Task to complete: Determine how many lines contain the string "Tous". Reply with that figure and nothing else.

[Stored data]
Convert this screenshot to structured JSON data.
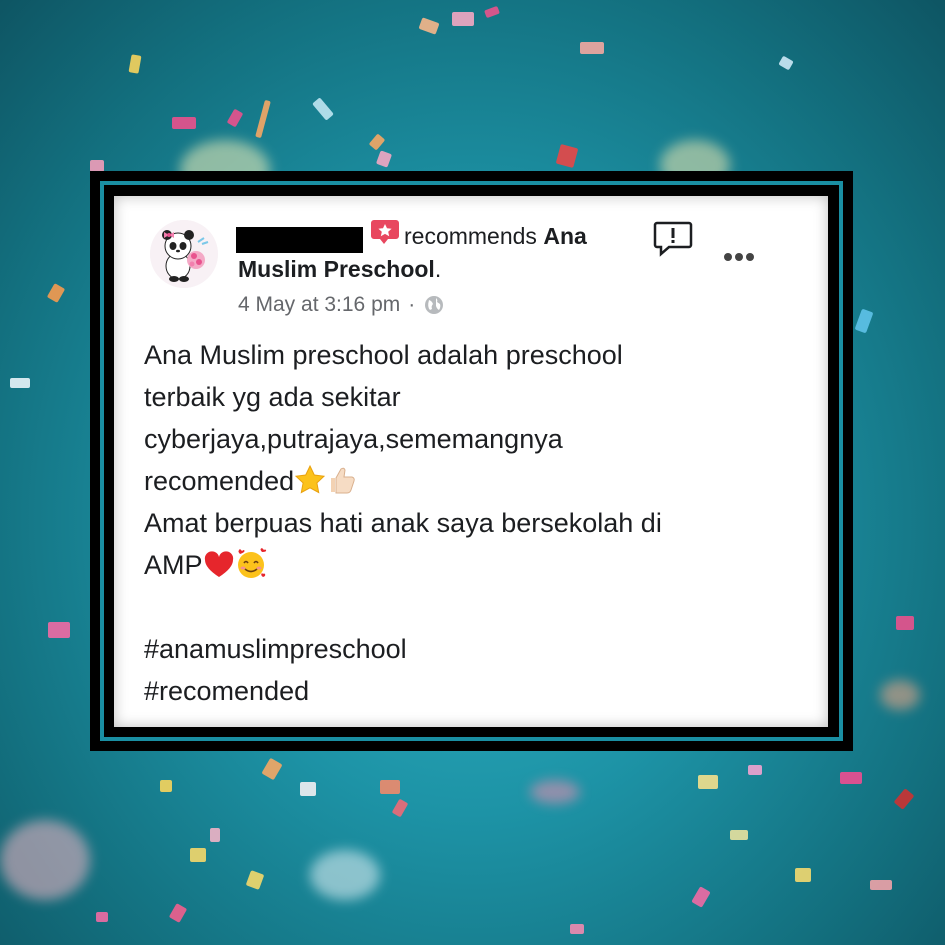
{
  "post": {
    "action_text": "recommends",
    "page_name_part1": "Ana",
    "page_name_part2": "Muslim Preschool",
    "period": ".",
    "timestamp": "4 May at 3:16 pm",
    "separator": "·",
    "privacy_icon": "globe-icon",
    "recommend_icon": "recommend-badge-icon",
    "lines": [
      "Ana Muslim preschool adalah preschool",
      "terbaik yg ada sekitar",
      "cyberjaya,putrajaya,sememangnya",
      "recomended",
      "Amat berpuas hati anak saya bersekolah di",
      "AMP"
    ],
    "hashtags": [
      "#anamuslimpreschool",
      "#recomended"
    ]
  },
  "colors": {
    "background": "#1d93a6",
    "frame": "#000000",
    "frame_accent": "#1a8fa3",
    "recommend_badge": "#e8475f",
    "text": "#1c1e21",
    "meta_text": "#65676b"
  }
}
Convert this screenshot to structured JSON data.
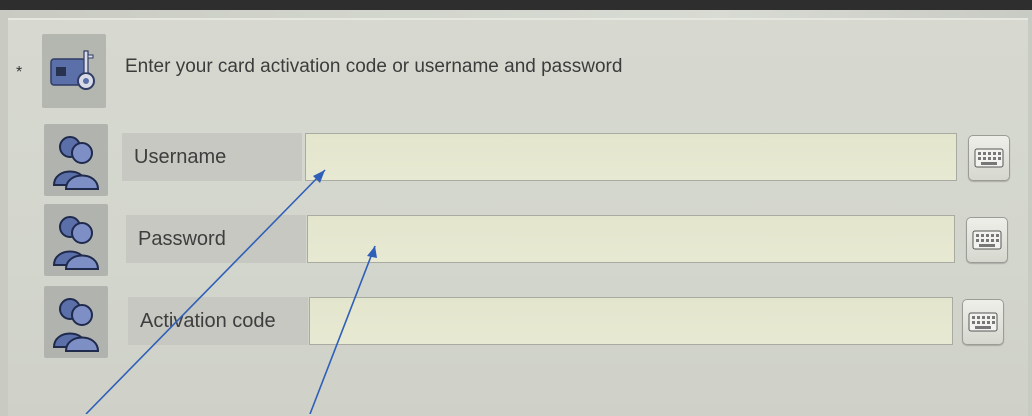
{
  "header": {
    "instruction": "Enter your card activation code or username and password",
    "required_marker": "*",
    "icon": "card-key-icon"
  },
  "fields": [
    {
      "label": "Username",
      "value": "",
      "icon": "users-icon",
      "keyboard_icon": "keyboard-icon"
    },
    {
      "label": "Password",
      "value": "",
      "icon": "users-icon",
      "keyboard_icon": "keyboard-icon"
    },
    {
      "label": "Activation code",
      "value": "",
      "icon": "users-icon",
      "keyboard_icon": "keyboard-icon"
    }
  ],
  "colors": {
    "icon_blue": "#5b6fa8",
    "annotation_arrow": "#2f5fb8",
    "field_background": "#e5e7cf"
  }
}
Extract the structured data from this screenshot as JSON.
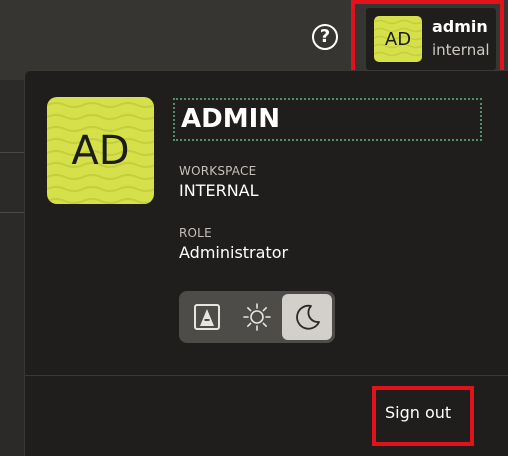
{
  "header": {
    "help_icon": "question-circle-icon",
    "help_glyph": "?",
    "user_menu": {
      "initials": "AD",
      "username": "admin",
      "workspace": "internal"
    }
  },
  "profile": {
    "initials": "AD",
    "display_name": "ADMIN",
    "workspace_label": "WORKSPACE",
    "workspace_value": "INTERNAL",
    "role_label": "ROLE",
    "role_value": "Administrator"
  },
  "theme_switcher": {
    "options": [
      {
        "icon": "auto-theme-icon"
      },
      {
        "icon": "sun-icon"
      },
      {
        "icon": "moon-icon"
      }
    ],
    "selected": "moon-icon"
  },
  "actions": {
    "sign_out_label": "Sign out"
  },
  "colors": {
    "avatar_bg": "#d5e04a",
    "highlight": "#e0121b",
    "panel_bg": "#201e1c",
    "focus_outline": "#4f8f6a"
  }
}
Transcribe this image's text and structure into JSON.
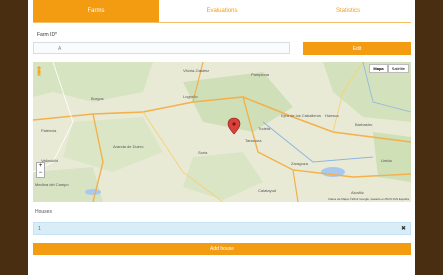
{
  "tabs": [
    {
      "label": "Farms",
      "active": true
    },
    {
      "label": "Evaluations",
      "active": false
    },
    {
      "label": "Statistics",
      "active": false
    }
  ],
  "farm": {
    "label": "Farm ID*",
    "value": "A",
    "edit_label": "Edit"
  },
  "map": {
    "type_map": "Mapa",
    "type_satellite": "Satélite",
    "zoom_in": "+",
    "zoom_out": "−",
    "attribution": "Datos de Mapa ©2014 Google, basado en BCN IGN España",
    "places": [
      {
        "name": "Burgos"
      },
      {
        "name": "Logroño"
      },
      {
        "name": "Pamplona"
      },
      {
        "name": "Vitoria-Gasteiz"
      },
      {
        "name": "Valladolid"
      },
      {
        "name": "Soria"
      },
      {
        "name": "Tarazona"
      },
      {
        "name": "Zaragoza"
      },
      {
        "name": "Huesca"
      },
      {
        "name": "Lleida"
      },
      {
        "name": "Calatayud"
      },
      {
        "name": "Aranda de Duero"
      },
      {
        "name": "Palencia"
      },
      {
        "name": "Tudela"
      },
      {
        "name": "Ejea de los Caballeros"
      },
      {
        "name": "Barbastro"
      },
      {
        "name": "Alcañiz"
      },
      {
        "name": "Medina del Campo"
      }
    ]
  },
  "houses": {
    "label": "Houses",
    "items": [
      {
        "id": "1"
      }
    ],
    "delete_icon": "✖",
    "add_label": "Add house"
  },
  "colors": {
    "accent": "#f39c12",
    "info_bg": "#d9edf7"
  }
}
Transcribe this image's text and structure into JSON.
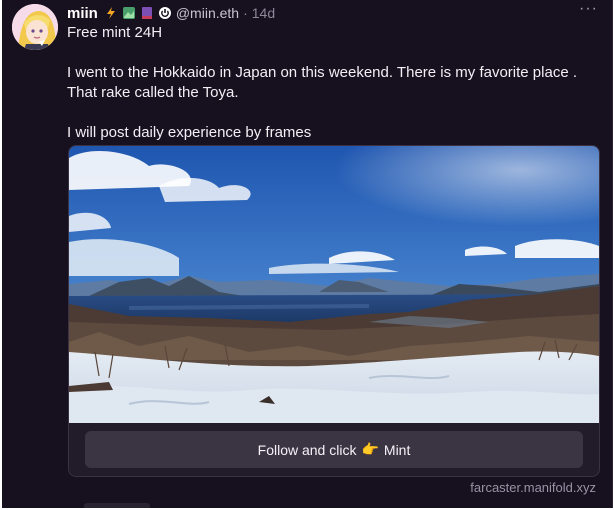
{
  "post": {
    "display_name": "miin",
    "handle": "@miin.eth",
    "separator": "·",
    "age": "14d",
    "more_label": "···",
    "lines": [
      "Free mint 24H",
      "I went to the Hokkaido in Japan on this weekend. There is my favorite place . That rake called the Toya.",
      "I will post daily experience by frames"
    ]
  },
  "badges": [
    "lightning-badge",
    "image-badge",
    "flag-badge",
    "power-badge"
  ],
  "frame": {
    "button_text": "Follow and click",
    "button_icon": "👉",
    "button_action": "Mint",
    "domain": "farcaster.manifold.xyz"
  },
  "colors": {
    "background": "#17101f",
    "text": "#f2eff5",
    "muted": "#9a92a4",
    "button": "#3b3443"
  }
}
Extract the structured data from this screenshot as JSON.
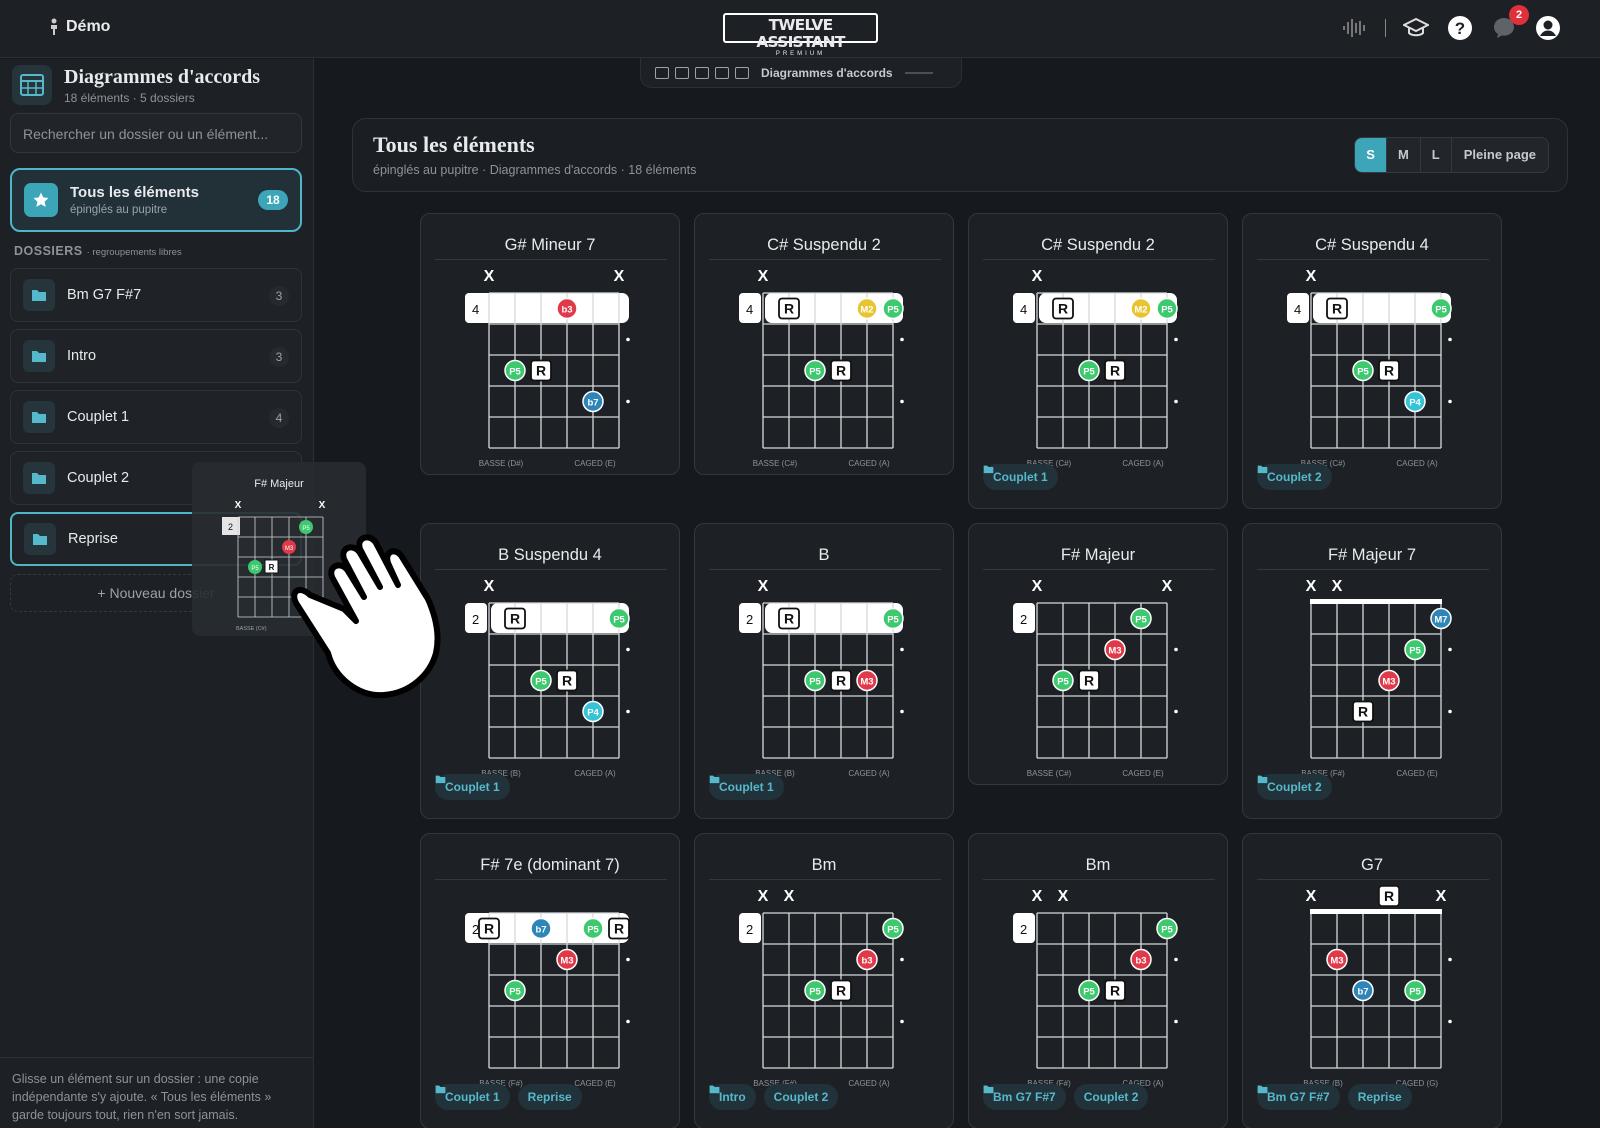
{
  "topbar": {
    "user": "Démo",
    "logo_main": "TWELVE ASSISTANT",
    "logo_sub": "PREMIUM",
    "notif_count": "2",
    "icons": [
      "waveform-icon",
      "graduation-cap-icon",
      "help-icon",
      "chat-icon",
      "user-icon"
    ]
  },
  "sidebar": {
    "title": "Diagrammes d'accords",
    "subtitle": "18 éléments · 5 dossiers",
    "search_placeholder": "Rechercher un dossier ou un élément...",
    "all": {
      "label": "Tous les éléments",
      "sub": "épinglés au pupitre",
      "count": "18"
    },
    "folders_heading": "DOSSIERS",
    "folders_hint": "· regroupements libres",
    "folders": [
      {
        "name": "Bm G7 F#7",
        "count": "3"
      },
      {
        "name": "Intro",
        "count": "3"
      },
      {
        "name": "Couplet 1",
        "count": "4"
      },
      {
        "name": "Couplet 2",
        "count": ""
      },
      {
        "name": "Reprise",
        "count": ""
      }
    ],
    "new_folder": "+ Nouveau dossier",
    "footer": "Glisse un élément sur un dossier : une copie indépendante s'y ajoute. « Tous les éléments » garde toujours tout, rien n'en sort jamais."
  },
  "breadcrumb": {
    "label": "Diagrammes d'accords"
  },
  "main": {
    "title": "Tous les éléments",
    "subtitle": "épinglés au pupitre · Diagrammes d'accords · 18 éléments",
    "sizes": [
      "S",
      "M",
      "L",
      "Pleine page"
    ],
    "active_size": "S"
  },
  "colors": {
    "P5": "#3ec96f",
    "R": "#ffffff",
    "b3": "#e03a4a",
    "M3": "#e03a4a",
    "b7": "#2e86b8",
    "M7": "#2e86b8",
    "P4": "#35c3d6",
    "M2": "#e8c431",
    "accent": "#3da5b8"
  },
  "drag_ghost": {
    "name": "F# Majeur",
    "fret": "2",
    "bass": "BASSE (C#)"
  },
  "chords": [
    {
      "name": "G# Mineur 7",
      "fret": "4",
      "muted": [
        0,
        5
      ],
      "barre": [
        0,
        5
      ],
      "dots": [
        [
          3,
          0,
          "b3"
        ],
        [
          1,
          2,
          "P5"
        ],
        [
          2,
          2,
          "R"
        ],
        [
          4,
          3,
          "b7"
        ]
      ],
      "bass": "BASSE (D#)",
      "caged": "CAGED (E)",
      "tags": []
    },
    {
      "name": "C# Suspendu 2",
      "fret": "4",
      "muted": [
        0
      ],
      "barre": [
        1,
        5
      ],
      "dots": [
        [
          1,
          0,
          "R"
        ],
        [
          4,
          0,
          "M2"
        ],
        [
          5,
          0,
          "P5"
        ],
        [
          2,
          2,
          "P5"
        ],
        [
          3,
          2,
          "R"
        ]
      ],
      "bass": "BASSE (C#)",
      "caged": "CAGED (A)",
      "tags": []
    },
    {
      "name": "C# Suspendu 2",
      "fret": "4",
      "muted": [
        0
      ],
      "barre": [
        1,
        5
      ],
      "dots": [
        [
          1,
          0,
          "R"
        ],
        [
          4,
          0,
          "M2"
        ],
        [
          5,
          0,
          "P5"
        ],
        [
          2,
          2,
          "P5"
        ],
        [
          3,
          2,
          "R"
        ]
      ],
      "bass": "BASSE (C#)",
      "caged": "CAGED (A)",
      "tags": [
        "Couplet 1"
      ]
    },
    {
      "name": "C# Suspendu 4",
      "fret": "4",
      "muted": [
        0
      ],
      "barre": [
        1,
        5
      ],
      "dots": [
        [
          1,
          0,
          "R"
        ],
        [
          5,
          0,
          "P5"
        ],
        [
          2,
          2,
          "P5"
        ],
        [
          3,
          2,
          "R"
        ],
        [
          4,
          3,
          "P4"
        ]
      ],
      "bass": "BASSE (C#)",
      "caged": "CAGED (A)",
      "tags": [
        "Couplet 2"
      ]
    },
    {
      "name": "B Suspendu 4",
      "fret": "2",
      "muted": [
        0
      ],
      "barre": [
        1,
        5
      ],
      "dots": [
        [
          1,
          0,
          "R"
        ],
        [
          5,
          0,
          "P5"
        ],
        [
          2,
          2,
          "P5"
        ],
        [
          3,
          2,
          "R"
        ],
        [
          4,
          3,
          "P4"
        ]
      ],
      "bass": "BASSE (B)",
      "caged": "CAGED (A)",
      "tags": [
        "Couplet 1"
      ]
    },
    {
      "name": "B",
      "fret": "2",
      "muted": [
        0
      ],
      "barre": [
        1,
        5
      ],
      "dots": [
        [
          1,
          0,
          "R"
        ],
        [
          5,
          0,
          "P5"
        ],
        [
          2,
          2,
          "P5"
        ],
        [
          3,
          2,
          "R"
        ],
        [
          4,
          2,
          "M3"
        ]
      ],
      "bass": "BASSE (B)",
      "caged": "CAGED (A)",
      "tags": [
        "Couplet 1"
      ]
    },
    {
      "name": "F# Majeur",
      "fret": "2",
      "muted": [
        0,
        5
      ],
      "barre": null,
      "dots": [
        [
          4,
          0,
          "P5"
        ],
        [
          3,
          1,
          "M3"
        ],
        [
          1,
          2,
          "P5"
        ],
        [
          2,
          2,
          "R"
        ]
      ],
      "bass": "BASSE (C#)",
      "caged": "CAGED (E)",
      "tags": []
    },
    {
      "name": "F# Majeur 7",
      "fret": "",
      "muted": [
        0,
        1
      ],
      "barre": null,
      "nut": true,
      "dots": [
        [
          5,
          0,
          "M7"
        ],
        [
          4,
          1,
          "P5"
        ],
        [
          3,
          2,
          "M3"
        ],
        [
          2,
          3,
          "R"
        ]
      ],
      "bass": "BASSE (F#)",
      "caged": "CAGED (E)",
      "tags": [
        "Couplet 2"
      ]
    },
    {
      "name": "F# 7e (dominant 7)",
      "fret": "2",
      "muted": [],
      "barre": [
        0,
        5
      ],
      "dots": [
        [
          0,
          0,
          "R"
        ],
        [
          2,
          0,
          "b7"
        ],
        [
          4,
          0,
          "P5"
        ],
        [
          5,
          0,
          "R"
        ],
        [
          3,
          1,
          "M3"
        ],
        [
          1,
          2,
          "P5"
        ]
      ],
      "bass": "BASSE (F#)",
      "caged": "CAGED (E)",
      "tags": [
        "Couplet 1",
        "Reprise"
      ]
    },
    {
      "name": "Bm",
      "fret": "2",
      "muted": [
        0,
        1
      ],
      "barre": null,
      "dots": [
        [
          5,
          0,
          "P5"
        ],
        [
          4,
          1,
          "b3"
        ],
        [
          2,
          2,
          "P5"
        ],
        [
          3,
          2,
          "R"
        ]
      ],
      "bass": "BASSE (F#)",
      "caged": "CAGED (A)",
      "tags": [
        "Intro",
        "Couplet 2"
      ]
    },
    {
      "name": "Bm",
      "fret": "2",
      "muted": [
        0,
        1
      ],
      "barre": null,
      "dots": [
        [
          5,
          0,
          "P5"
        ],
        [
          4,
          1,
          "b3"
        ],
        [
          2,
          2,
          "P5"
        ],
        [
          3,
          2,
          "R"
        ]
      ],
      "bass": "BASSE (F#)",
      "caged": "CAGED (A)",
      "tags": [
        "Bm G7 F#7",
        "Couplet 2"
      ]
    },
    {
      "name": "G7",
      "fret": "",
      "muted": [
        0,
        5
      ],
      "barre": null,
      "nut": true,
      "open_r": 3,
      "dots": [
        [
          1,
          1,
          "M3"
        ],
        [
          2,
          2,
          "b7"
        ],
        [
          4,
          2,
          "P5"
        ]
      ],
      "bass": "BASSE (B)",
      "caged": "CAGED (G)",
      "tags": [
        "Bm G7 F#7",
        "Reprise"
      ]
    }
  ]
}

Written reply: 3